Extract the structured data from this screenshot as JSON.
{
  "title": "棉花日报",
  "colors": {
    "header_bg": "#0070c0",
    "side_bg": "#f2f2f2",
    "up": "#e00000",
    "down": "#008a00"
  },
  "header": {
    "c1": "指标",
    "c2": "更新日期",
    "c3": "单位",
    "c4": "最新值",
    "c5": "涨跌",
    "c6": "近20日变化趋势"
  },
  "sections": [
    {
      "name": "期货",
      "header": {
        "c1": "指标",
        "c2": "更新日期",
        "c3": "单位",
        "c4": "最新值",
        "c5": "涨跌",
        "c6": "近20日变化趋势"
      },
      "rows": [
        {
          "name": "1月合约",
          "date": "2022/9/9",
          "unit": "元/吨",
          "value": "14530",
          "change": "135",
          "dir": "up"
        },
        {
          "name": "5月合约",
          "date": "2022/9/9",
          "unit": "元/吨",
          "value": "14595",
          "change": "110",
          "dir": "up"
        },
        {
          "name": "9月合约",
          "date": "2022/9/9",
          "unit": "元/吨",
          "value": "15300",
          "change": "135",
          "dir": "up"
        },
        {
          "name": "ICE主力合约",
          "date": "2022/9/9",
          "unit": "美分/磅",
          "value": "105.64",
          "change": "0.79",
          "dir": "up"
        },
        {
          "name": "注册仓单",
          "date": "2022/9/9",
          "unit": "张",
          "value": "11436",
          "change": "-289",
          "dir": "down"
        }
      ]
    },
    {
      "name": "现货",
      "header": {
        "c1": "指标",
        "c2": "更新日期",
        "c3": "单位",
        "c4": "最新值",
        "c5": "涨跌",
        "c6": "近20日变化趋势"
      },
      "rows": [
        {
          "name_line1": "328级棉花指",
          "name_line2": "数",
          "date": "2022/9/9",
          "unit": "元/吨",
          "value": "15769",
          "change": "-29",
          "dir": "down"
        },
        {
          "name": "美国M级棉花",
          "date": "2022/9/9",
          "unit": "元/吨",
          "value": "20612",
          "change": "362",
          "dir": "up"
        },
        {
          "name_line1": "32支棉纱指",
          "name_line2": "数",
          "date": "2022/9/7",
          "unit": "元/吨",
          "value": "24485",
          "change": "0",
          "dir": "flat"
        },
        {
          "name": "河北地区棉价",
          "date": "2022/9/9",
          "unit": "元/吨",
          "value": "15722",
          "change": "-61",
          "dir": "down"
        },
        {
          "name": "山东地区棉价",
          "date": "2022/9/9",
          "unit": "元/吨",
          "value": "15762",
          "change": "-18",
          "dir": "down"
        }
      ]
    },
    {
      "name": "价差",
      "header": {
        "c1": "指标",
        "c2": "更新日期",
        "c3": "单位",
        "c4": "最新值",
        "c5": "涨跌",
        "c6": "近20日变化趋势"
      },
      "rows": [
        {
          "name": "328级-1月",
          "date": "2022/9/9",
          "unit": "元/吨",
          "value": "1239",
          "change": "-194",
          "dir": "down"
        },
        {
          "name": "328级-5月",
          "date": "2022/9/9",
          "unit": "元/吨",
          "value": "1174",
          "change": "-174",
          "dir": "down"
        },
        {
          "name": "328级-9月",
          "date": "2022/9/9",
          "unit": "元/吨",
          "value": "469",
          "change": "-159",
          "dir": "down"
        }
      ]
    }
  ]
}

» **Your instructions**
Each line of the listing above should be output exactly.

» **Result of this exercise**
Extract the structured data from this screenshot as JSON.
{
  "title": "棉花日报",
  "colors": {
    "header_bg": "#0070c0",
    "side_bg": "#f2f2f2",
    "up": "#e00000",
    "down": "#008a00"
  },
  "header": {
    "c1": "指标",
    "c2": "更新日期",
    "c3": "单位",
    "c4": "最新值",
    "c5": "涨跌",
    "c6": "近20日变化趋势"
  },
  "sections": [
    {
      "name": "期货",
      "header": {
        "c1": "指标",
        "c2": "更新日期",
        "c3": "单位",
        "c4": "最新值",
        "c5": "涨跌",
        "c6": "近20日变化趋势"
      },
      "rows": [
        {
          "name": "1月合约",
          "date": "2022/9/9",
          "unit": "元/吨",
          "value": "14530",
          "change": "135",
          "dir": "up"
        },
        {
          "name": "5月合约",
          "date": "2022/9/9",
          "unit": "元/吨",
          "value": "14595",
          "change": "110",
          "dir": "up"
        },
        {
          "name": "9月合约",
          "date": "2022/9/9",
          "unit": "元/吨",
          "value": "15300",
          "change": "135",
          "dir": "up"
        },
        {
          "name": "ICE主力合约",
          "date": "2022/9/9",
          "unit": "美分/磅",
          "value": "105.64",
          "change": "0.79",
          "dir": "up"
        },
        {
          "name": "注册仓单",
          "date": "2022/9/9",
          "unit": "张",
          "value": "11436",
          "change": "-289",
          "dir": "down"
        }
      ]
    },
    {
      "name": "现货",
      "header": {
        "c1": "指标",
        "c2": "更新日期",
        "c3": "单位",
        "c4": "最新值",
        "c5": "涨跌",
        "c6": "近20日变化趋势"
      },
      "rows": [
        {
          "name_line1": "328级棉花指",
          "name_line2": "数",
          "date": "2022/9/9",
          "unit": "元/吨",
          "value": "15769",
          "change": "-29",
          "dir": "down"
        },
        {
          "name": "美国M级棉花",
          "date": "2022/9/9",
          "unit": "元/吨",
          "value": "20612",
          "change": "362",
          "dir": "up"
        },
        {
          "name_line1": "32支棉纱指",
          "name_line2": "数",
          "date": "2022/9/7",
          "unit": "元/吨",
          "value": "24485",
          "change": "0",
          "dir": "flat"
        },
        {
          "name": "河北地区棉价",
          "date": "2022/9/9",
          "unit": "元/吨",
          "value": "15722",
          "change": "-61",
          "dir": "down"
        },
        {
          "name": "山东地区棉价",
          "date": "2022/9/9",
          "unit": "元/吨",
          "value": "15762",
          "change": "-18",
          "dir": "down"
        }
      ]
    },
    {
      "name": "价差",
      "header": {
        "c1": "指标",
        "c2": "更新日期",
        "c3": "单位",
        "c4": "最新值",
        "c5": "涨跌",
        "c6": "近20日变化趋势"
      },
      "rows": [
        {
          "name": "328级-1月",
          "date": "2022/9/9",
          "unit": "元/吨",
          "value": "1239",
          "change": "-194",
          "dir": "down"
        },
        {
          "name": "328级-5月",
          "date": "2022/9/9",
          "unit": "元/吨",
          "value": "1174",
          "change": "-174",
          "dir": "down"
        },
        {
          "name": "328级-9月",
          "date": "2022/9/9",
          "unit": "元/吨",
          "value": "469",
          "change": "-159",
          "dir": "down"
        }
      ]
    }
  ]
}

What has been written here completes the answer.